## WHAT NEEDS TO BE DONE
Print every one of the lines below word for word, leaving out the pictures.

## STORED DATA
---

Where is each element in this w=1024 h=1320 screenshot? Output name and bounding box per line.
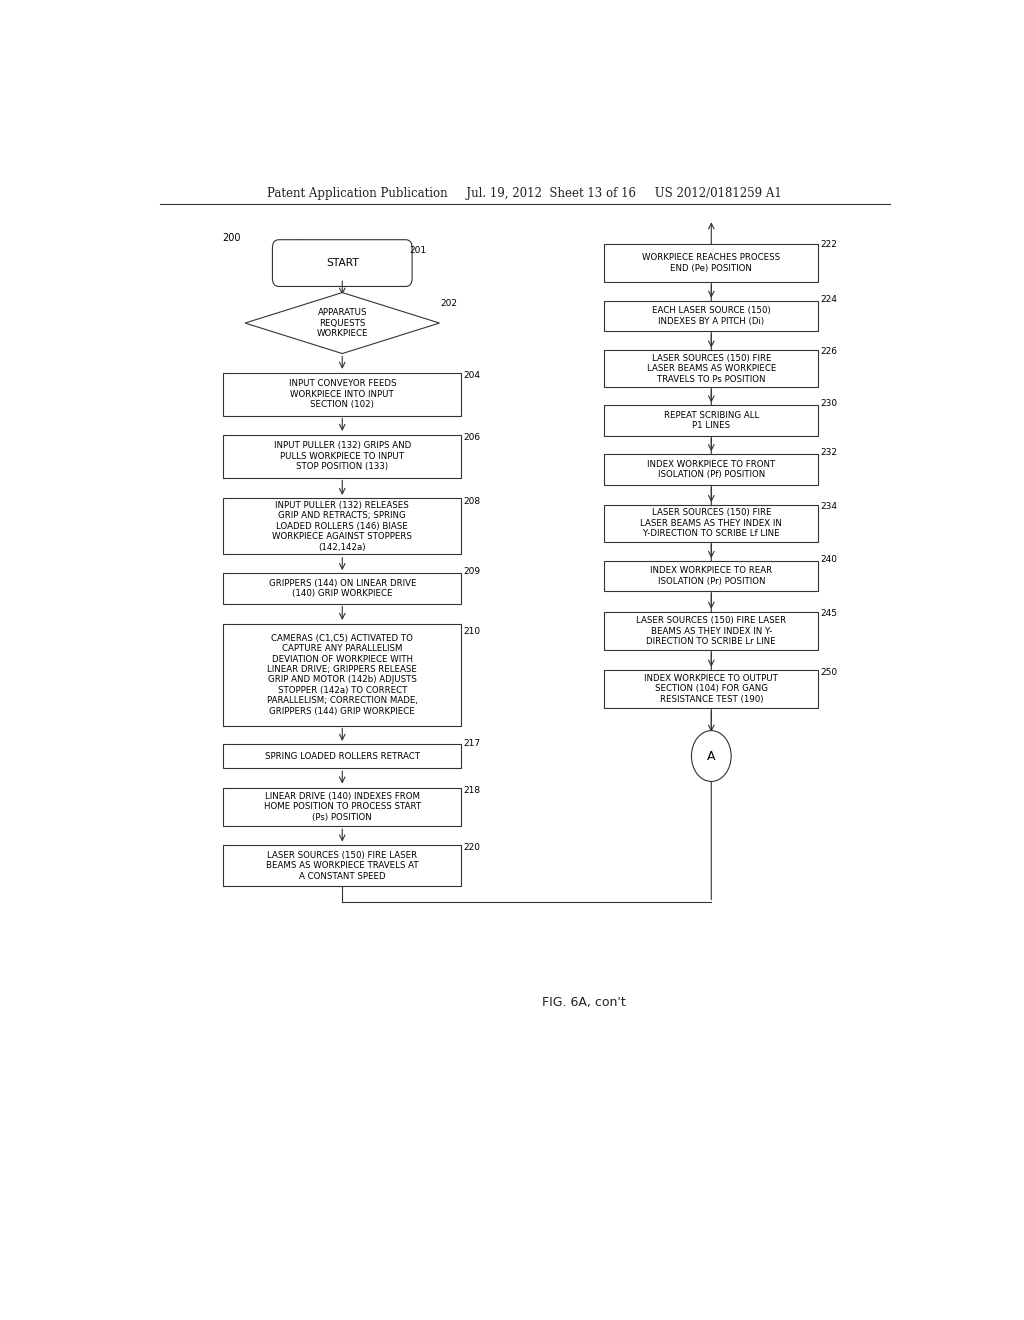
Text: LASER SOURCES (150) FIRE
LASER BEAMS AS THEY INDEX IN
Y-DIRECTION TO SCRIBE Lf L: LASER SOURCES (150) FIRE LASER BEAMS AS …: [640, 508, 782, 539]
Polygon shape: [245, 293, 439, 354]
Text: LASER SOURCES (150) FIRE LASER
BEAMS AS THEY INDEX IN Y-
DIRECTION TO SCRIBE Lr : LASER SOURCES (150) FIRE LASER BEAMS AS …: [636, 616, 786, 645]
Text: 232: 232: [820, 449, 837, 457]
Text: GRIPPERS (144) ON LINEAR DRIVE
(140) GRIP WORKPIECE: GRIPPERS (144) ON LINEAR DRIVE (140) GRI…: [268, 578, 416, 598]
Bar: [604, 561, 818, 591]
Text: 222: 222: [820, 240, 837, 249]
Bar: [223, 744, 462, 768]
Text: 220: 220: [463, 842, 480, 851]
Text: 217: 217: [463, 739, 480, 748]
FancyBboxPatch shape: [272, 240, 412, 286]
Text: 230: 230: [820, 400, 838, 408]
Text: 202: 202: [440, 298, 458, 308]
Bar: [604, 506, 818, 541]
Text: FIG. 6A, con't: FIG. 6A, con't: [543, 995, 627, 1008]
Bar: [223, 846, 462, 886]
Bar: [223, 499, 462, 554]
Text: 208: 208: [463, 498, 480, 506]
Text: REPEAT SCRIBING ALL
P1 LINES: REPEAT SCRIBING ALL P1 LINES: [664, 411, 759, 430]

---

## FULL RESPONSE
Where is each element in this w=1024 h=1320 screenshot? Output name and bounding box per line.
Text: LASER SOURCES (150) FIRE
LASER BEAMS AS THEY INDEX IN
Y-DIRECTION TO SCRIBE Lf L: LASER SOURCES (150) FIRE LASER BEAMS AS …: [640, 508, 782, 539]
Polygon shape: [245, 293, 439, 354]
Text: LASER SOURCES (150) FIRE LASER
BEAMS AS THEY INDEX IN Y-
DIRECTION TO SCRIBE Lr : LASER SOURCES (150) FIRE LASER BEAMS AS …: [636, 616, 786, 645]
Text: 232: 232: [820, 449, 837, 457]
Text: GRIPPERS (144) ON LINEAR DRIVE
(140) GRIP WORKPIECE: GRIPPERS (144) ON LINEAR DRIVE (140) GRI…: [268, 578, 416, 598]
Bar: [604, 561, 818, 591]
Text: 222: 222: [820, 240, 837, 249]
Bar: [223, 744, 462, 768]
Text: 220: 220: [463, 842, 480, 851]
Text: 217: 217: [463, 739, 480, 748]
FancyBboxPatch shape: [272, 240, 412, 286]
Text: 230: 230: [820, 400, 838, 408]
Text: 202: 202: [440, 298, 458, 308]
Bar: [604, 506, 818, 541]
Text: FIG. 6A, con't: FIG. 6A, con't: [543, 995, 627, 1008]
Bar: [223, 846, 462, 886]
Bar: [223, 499, 462, 554]
Text: 208: 208: [463, 498, 480, 506]
Text: REPEAT SCRIBING ALL
P1 LINES: REPEAT SCRIBING ALL P1 LINES: [664, 411, 759, 430]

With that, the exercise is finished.